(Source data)
^^^^^^^^^^^^^^^^

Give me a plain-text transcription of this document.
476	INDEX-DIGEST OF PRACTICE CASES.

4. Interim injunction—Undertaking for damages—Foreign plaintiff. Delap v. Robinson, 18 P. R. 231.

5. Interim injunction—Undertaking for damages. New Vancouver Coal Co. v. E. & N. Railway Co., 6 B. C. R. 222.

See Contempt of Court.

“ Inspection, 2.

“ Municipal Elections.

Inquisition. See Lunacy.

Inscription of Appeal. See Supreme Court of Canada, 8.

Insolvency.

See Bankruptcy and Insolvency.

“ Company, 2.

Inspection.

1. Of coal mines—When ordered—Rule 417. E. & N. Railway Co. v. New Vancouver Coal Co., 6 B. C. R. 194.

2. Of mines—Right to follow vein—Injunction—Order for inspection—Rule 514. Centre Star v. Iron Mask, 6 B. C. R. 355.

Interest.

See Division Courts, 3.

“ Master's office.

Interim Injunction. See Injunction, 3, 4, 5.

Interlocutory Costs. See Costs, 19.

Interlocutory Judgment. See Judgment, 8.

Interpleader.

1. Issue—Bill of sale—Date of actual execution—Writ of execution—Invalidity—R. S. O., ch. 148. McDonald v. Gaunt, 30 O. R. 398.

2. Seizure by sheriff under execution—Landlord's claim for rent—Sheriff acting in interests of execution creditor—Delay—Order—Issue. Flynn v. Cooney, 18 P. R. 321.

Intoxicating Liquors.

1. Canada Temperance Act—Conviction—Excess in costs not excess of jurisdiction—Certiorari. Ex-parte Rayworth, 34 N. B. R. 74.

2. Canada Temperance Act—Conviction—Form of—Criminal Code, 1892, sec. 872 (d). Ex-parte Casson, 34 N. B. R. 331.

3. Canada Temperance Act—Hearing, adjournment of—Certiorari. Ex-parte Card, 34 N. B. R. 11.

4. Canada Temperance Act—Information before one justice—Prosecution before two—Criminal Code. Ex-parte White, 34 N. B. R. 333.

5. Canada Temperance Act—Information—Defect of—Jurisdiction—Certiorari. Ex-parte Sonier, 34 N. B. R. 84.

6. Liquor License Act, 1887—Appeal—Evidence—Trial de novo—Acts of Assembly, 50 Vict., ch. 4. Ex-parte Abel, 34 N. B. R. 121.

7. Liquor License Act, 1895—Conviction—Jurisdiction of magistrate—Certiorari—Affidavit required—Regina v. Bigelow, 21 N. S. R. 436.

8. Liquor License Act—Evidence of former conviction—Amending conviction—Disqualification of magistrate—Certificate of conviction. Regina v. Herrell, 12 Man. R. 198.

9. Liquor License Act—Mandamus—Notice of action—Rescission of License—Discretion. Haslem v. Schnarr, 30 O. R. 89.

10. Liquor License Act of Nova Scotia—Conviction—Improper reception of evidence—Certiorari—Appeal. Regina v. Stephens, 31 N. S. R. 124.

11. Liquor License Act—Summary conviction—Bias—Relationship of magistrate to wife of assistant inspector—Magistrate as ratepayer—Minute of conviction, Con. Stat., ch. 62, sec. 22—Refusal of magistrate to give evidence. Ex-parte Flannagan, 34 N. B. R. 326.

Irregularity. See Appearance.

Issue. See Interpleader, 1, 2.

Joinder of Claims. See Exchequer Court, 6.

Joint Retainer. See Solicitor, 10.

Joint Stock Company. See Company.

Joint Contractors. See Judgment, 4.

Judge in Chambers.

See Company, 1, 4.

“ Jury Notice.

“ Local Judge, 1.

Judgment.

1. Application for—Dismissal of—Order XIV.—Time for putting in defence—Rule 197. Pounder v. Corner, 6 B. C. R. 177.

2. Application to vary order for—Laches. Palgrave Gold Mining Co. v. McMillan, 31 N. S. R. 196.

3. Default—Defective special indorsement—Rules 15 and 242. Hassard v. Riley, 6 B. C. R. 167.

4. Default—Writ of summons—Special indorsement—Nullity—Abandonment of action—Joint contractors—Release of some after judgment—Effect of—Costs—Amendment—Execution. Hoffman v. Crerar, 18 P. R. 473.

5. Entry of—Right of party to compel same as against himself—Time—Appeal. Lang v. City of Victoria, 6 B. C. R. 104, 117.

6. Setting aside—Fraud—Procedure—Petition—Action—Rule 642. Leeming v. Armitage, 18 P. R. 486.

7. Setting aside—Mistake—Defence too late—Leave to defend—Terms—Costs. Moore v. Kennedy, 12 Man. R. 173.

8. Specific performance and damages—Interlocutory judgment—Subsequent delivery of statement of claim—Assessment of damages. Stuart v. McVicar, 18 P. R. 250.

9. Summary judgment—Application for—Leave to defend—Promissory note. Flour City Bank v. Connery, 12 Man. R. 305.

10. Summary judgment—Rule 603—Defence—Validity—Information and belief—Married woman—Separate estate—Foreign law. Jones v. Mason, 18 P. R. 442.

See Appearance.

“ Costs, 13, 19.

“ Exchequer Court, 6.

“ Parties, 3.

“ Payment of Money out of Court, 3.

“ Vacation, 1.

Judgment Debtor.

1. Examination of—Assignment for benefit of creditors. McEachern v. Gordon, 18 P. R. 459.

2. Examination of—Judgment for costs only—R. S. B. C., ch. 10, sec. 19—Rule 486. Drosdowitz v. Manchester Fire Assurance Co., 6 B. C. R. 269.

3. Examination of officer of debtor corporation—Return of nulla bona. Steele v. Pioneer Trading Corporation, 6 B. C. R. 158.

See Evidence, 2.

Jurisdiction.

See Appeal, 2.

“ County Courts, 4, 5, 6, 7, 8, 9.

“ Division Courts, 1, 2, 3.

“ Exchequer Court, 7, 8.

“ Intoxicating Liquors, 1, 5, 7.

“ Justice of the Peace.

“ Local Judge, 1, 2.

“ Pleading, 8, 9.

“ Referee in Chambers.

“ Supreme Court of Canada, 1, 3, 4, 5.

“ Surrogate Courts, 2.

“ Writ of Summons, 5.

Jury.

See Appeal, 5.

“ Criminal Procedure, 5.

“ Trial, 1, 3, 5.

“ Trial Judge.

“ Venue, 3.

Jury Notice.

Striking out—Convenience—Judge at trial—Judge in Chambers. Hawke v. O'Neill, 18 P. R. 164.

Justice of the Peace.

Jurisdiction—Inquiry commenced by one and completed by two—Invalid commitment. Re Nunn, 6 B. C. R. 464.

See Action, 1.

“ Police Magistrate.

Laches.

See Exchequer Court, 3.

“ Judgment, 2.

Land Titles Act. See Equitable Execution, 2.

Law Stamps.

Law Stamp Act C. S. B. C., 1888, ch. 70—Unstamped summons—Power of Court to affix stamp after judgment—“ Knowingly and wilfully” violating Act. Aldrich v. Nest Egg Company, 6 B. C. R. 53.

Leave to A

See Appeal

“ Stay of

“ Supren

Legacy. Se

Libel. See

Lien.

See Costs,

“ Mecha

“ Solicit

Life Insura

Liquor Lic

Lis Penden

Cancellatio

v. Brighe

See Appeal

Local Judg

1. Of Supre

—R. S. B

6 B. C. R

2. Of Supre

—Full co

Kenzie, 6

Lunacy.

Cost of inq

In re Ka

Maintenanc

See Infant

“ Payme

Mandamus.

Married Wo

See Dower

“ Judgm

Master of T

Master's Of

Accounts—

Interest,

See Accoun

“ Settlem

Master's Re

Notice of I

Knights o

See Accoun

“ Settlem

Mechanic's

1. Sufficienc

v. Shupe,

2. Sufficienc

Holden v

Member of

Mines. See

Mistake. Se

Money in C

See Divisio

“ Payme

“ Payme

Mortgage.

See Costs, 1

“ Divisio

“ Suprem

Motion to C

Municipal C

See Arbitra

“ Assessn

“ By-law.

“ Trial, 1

^^^^^^^^^^^^^^^^

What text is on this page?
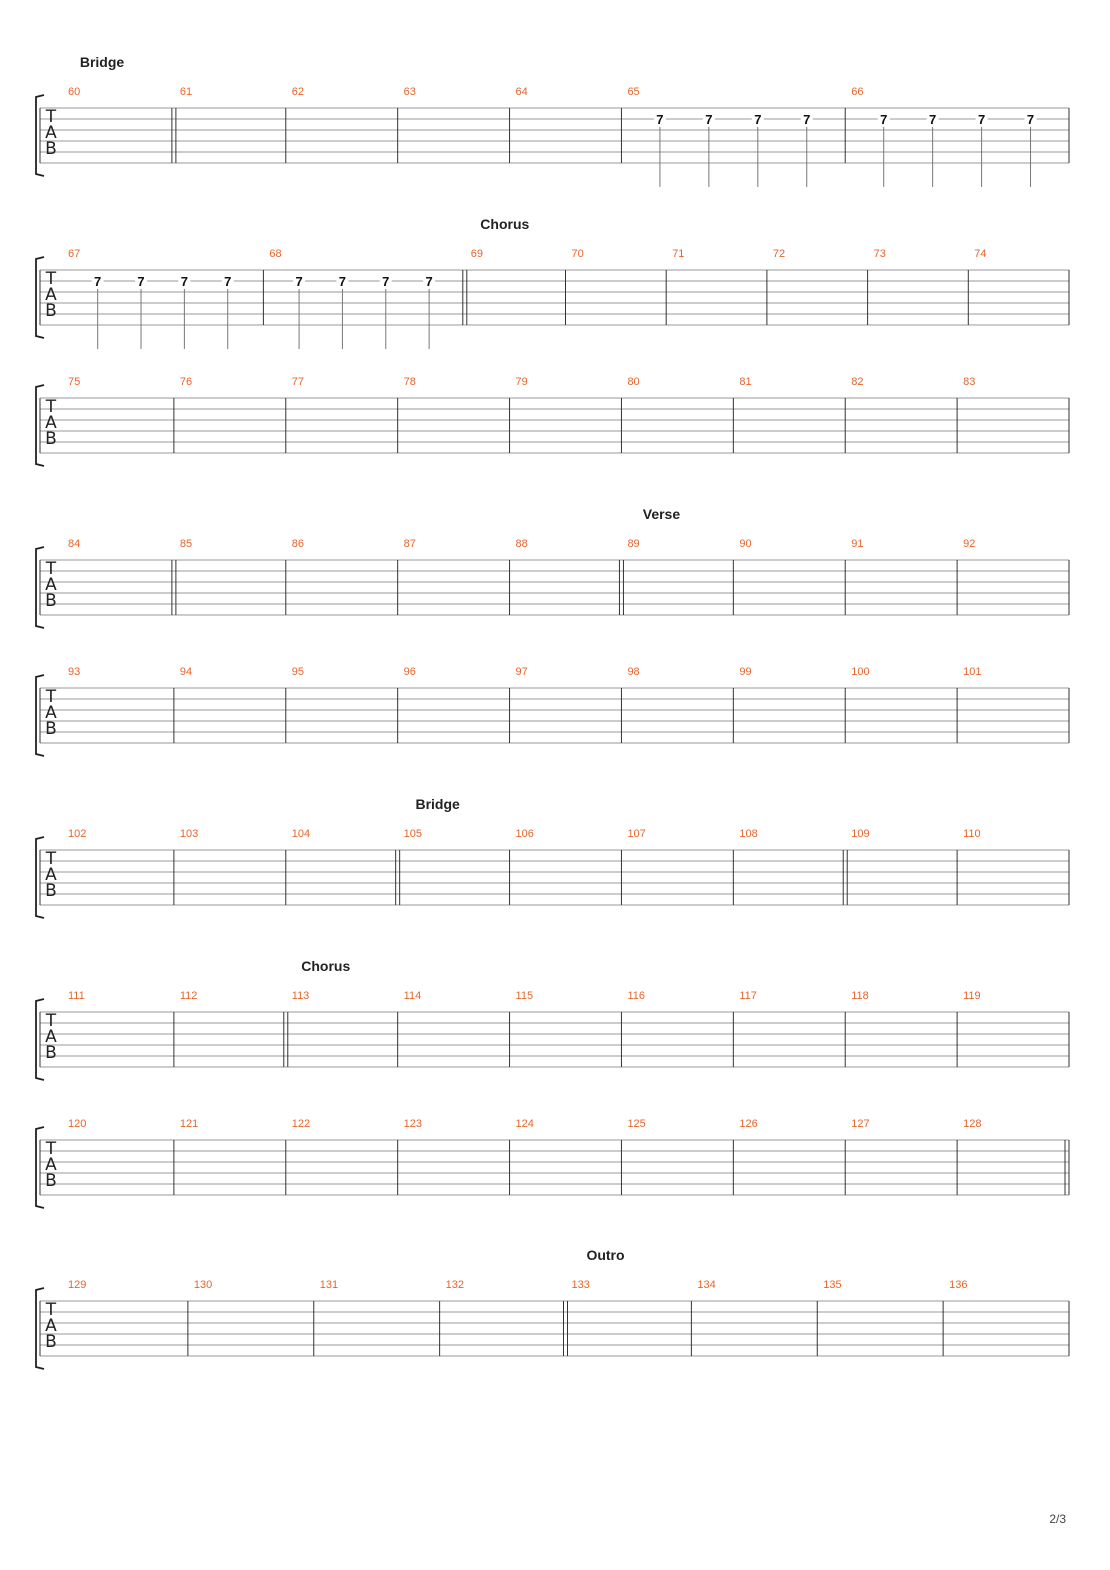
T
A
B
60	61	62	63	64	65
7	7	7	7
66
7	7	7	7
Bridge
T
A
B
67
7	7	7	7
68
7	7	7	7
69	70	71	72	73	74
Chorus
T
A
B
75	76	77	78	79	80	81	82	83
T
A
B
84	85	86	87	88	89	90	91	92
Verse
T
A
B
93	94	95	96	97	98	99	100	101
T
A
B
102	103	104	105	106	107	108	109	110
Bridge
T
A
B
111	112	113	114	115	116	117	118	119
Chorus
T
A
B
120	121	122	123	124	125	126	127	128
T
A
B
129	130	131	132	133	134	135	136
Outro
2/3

^^^^^^^^^^^^^^^^

Instructions to follow: Look through the entries above and list every line containing "Certiorari".

Result for this exercise:
1. Canada Temperance Act—Conviction—Excess in costs not excess of jurisdiction—Certiorari. Ex-parte Rayworth, 34 N. B. R. 74.
3. Canada Temperance Act—Hearing, adjournment of—Certiorari. Ex-parte Card, 34 N. B. R. 11.
5. Canada Temperance Act—Information—Defect of—Jurisdiction—Certiorari. Ex-parte Sonier, 34 N. B. R. 84.
7. Liquor License Act, 1895—Conviction—Jurisdiction of magistrate—Certiorari—Affidavit required—Regina v. Bigelow, 21 N. S. R. 436.
10. Liquor License Act of Nova Scotia—Conviction—Improper reception of evidence—Certiorari—Appeal. Regina v. Stephens, 31 N. S. R. 124.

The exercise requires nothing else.